Find and return each line containing "Baillargeon".

[start]

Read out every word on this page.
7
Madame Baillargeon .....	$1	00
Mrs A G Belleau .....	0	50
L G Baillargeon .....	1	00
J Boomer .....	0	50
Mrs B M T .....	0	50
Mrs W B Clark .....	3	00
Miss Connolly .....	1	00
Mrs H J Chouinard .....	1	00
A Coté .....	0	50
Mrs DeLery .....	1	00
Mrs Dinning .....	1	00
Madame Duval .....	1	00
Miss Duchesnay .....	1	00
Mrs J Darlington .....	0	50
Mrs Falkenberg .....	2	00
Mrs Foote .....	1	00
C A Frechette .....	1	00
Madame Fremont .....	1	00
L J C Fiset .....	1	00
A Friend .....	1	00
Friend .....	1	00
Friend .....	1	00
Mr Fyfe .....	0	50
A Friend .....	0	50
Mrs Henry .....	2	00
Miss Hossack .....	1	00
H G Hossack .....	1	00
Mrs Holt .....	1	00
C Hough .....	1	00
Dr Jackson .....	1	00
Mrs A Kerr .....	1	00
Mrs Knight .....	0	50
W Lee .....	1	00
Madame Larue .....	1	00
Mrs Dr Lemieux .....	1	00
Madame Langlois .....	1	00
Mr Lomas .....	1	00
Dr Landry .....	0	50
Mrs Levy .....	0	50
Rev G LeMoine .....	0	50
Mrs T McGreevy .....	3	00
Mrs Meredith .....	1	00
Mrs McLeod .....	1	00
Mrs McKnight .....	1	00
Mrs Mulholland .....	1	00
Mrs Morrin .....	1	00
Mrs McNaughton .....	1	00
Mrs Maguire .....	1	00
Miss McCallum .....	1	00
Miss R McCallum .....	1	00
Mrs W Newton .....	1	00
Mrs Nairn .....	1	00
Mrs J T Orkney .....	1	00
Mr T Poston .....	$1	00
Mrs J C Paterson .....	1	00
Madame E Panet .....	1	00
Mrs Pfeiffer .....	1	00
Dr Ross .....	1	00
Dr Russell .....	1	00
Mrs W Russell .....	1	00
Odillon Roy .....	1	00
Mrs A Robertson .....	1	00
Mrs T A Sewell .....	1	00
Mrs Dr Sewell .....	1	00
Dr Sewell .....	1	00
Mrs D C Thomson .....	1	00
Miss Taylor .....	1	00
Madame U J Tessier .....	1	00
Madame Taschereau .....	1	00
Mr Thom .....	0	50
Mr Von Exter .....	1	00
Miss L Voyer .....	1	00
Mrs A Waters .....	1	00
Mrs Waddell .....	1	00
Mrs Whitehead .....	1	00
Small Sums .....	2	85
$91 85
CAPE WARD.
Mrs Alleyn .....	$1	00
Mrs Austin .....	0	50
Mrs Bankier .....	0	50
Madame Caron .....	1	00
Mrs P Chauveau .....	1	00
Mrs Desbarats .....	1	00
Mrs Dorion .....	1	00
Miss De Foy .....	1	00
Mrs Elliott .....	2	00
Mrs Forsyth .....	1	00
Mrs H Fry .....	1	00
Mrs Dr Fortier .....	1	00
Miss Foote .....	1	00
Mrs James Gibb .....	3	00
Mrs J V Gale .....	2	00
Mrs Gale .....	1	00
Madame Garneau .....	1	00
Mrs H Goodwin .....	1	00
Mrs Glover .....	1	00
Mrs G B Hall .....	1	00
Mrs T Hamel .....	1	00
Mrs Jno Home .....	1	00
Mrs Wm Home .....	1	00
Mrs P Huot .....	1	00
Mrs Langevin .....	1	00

[end]

• [THE OUTPUT]
Madame Baillargeon .....	$1	00
L G Baillargeon .....	1	00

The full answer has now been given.